**Work to complete**
Find the lines that hold the word "time" and return them.

**Data supplied**

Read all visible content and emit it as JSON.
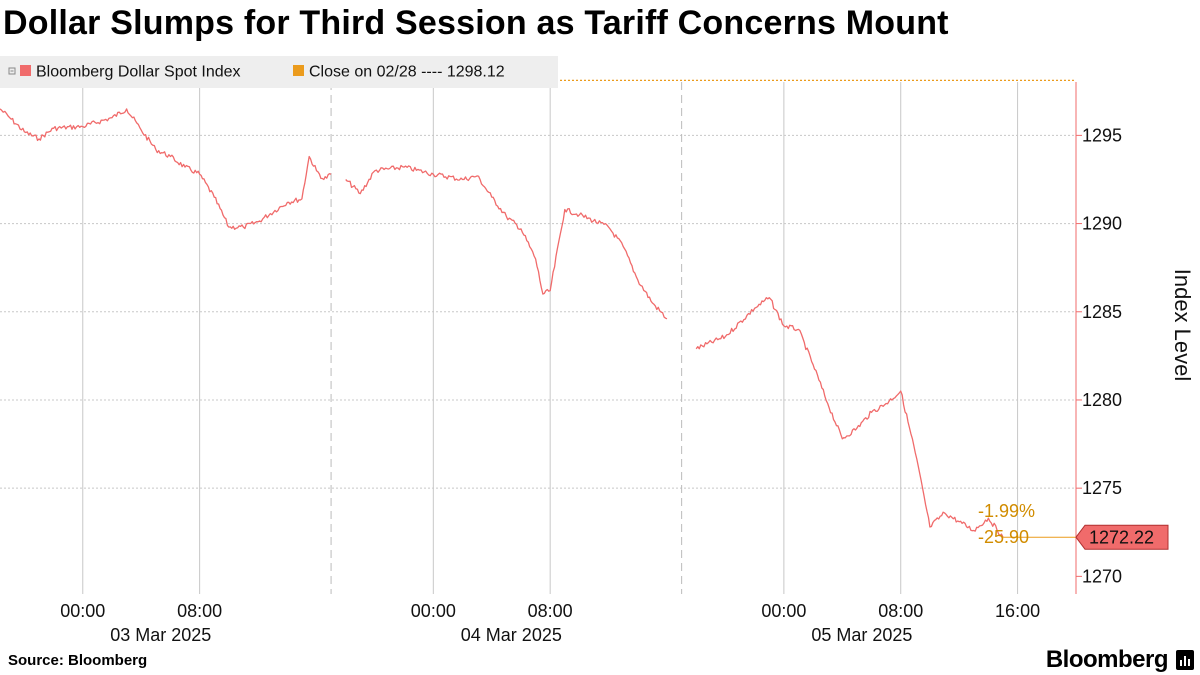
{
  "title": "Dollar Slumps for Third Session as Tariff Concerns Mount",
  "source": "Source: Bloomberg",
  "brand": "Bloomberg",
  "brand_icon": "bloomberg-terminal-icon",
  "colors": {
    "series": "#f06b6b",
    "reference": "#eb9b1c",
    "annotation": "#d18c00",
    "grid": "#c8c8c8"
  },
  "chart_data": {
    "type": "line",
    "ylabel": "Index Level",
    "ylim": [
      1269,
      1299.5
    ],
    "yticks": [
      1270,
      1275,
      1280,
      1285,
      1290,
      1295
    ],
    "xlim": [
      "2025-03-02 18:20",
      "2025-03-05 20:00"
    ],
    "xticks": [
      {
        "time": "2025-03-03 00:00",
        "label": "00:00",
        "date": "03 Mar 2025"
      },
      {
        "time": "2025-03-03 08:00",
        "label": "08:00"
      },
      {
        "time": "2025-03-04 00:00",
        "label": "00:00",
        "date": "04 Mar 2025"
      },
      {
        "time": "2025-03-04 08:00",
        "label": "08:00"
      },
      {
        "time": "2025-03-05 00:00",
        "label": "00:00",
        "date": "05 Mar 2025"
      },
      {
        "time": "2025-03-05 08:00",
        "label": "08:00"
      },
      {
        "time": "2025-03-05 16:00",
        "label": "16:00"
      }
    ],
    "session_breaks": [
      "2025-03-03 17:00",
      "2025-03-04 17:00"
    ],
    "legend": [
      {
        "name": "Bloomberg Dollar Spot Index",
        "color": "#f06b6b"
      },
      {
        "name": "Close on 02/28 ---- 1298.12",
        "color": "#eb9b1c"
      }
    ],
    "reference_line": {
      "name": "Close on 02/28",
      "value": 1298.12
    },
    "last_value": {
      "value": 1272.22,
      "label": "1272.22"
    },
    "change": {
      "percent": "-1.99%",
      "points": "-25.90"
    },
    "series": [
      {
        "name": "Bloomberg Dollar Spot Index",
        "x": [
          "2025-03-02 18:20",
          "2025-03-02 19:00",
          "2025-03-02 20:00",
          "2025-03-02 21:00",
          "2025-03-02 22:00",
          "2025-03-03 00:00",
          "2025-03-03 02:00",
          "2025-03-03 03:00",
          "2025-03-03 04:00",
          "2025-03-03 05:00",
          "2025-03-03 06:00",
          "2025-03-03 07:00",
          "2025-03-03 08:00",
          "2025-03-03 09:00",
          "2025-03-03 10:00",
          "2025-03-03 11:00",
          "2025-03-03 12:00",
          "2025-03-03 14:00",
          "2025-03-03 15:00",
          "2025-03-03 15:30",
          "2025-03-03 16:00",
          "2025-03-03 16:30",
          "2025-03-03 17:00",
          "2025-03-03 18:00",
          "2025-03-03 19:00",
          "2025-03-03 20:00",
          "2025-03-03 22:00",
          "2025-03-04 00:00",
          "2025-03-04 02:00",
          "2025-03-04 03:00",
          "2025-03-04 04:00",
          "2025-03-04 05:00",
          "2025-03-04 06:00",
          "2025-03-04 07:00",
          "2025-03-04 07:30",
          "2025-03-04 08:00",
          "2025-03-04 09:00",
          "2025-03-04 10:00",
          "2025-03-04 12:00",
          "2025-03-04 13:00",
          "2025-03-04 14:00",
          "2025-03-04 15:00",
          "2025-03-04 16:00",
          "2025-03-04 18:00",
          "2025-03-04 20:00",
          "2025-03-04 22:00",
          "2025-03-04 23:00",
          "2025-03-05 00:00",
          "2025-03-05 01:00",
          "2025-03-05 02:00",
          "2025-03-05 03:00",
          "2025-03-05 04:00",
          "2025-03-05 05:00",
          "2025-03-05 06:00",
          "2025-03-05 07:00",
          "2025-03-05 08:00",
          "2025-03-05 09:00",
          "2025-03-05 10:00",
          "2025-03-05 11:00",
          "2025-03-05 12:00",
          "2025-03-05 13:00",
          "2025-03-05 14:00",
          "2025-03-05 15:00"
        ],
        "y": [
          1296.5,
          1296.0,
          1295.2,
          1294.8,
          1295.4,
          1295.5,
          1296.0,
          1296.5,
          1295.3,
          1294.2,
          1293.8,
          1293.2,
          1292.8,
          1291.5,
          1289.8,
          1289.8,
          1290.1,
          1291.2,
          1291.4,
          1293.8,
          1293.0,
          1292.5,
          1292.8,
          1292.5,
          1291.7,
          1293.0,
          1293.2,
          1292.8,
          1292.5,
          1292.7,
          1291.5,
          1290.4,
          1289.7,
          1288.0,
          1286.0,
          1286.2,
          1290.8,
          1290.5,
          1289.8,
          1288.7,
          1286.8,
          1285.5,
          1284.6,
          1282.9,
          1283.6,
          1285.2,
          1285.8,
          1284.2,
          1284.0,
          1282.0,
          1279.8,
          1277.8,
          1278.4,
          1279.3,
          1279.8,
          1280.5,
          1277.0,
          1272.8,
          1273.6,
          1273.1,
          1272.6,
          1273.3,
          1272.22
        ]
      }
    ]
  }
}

**The answer**
        "time": "2025-03-03 00:00",
        "time": "2025-03-03 08:00",
        "time": "2025-03-04 00:00",
        "time": "2025-03-04 08:00",
        "time": "2025-03-05 00:00",
        "time": "2025-03-05 08:00",
        "time": "2025-03-05 16:00",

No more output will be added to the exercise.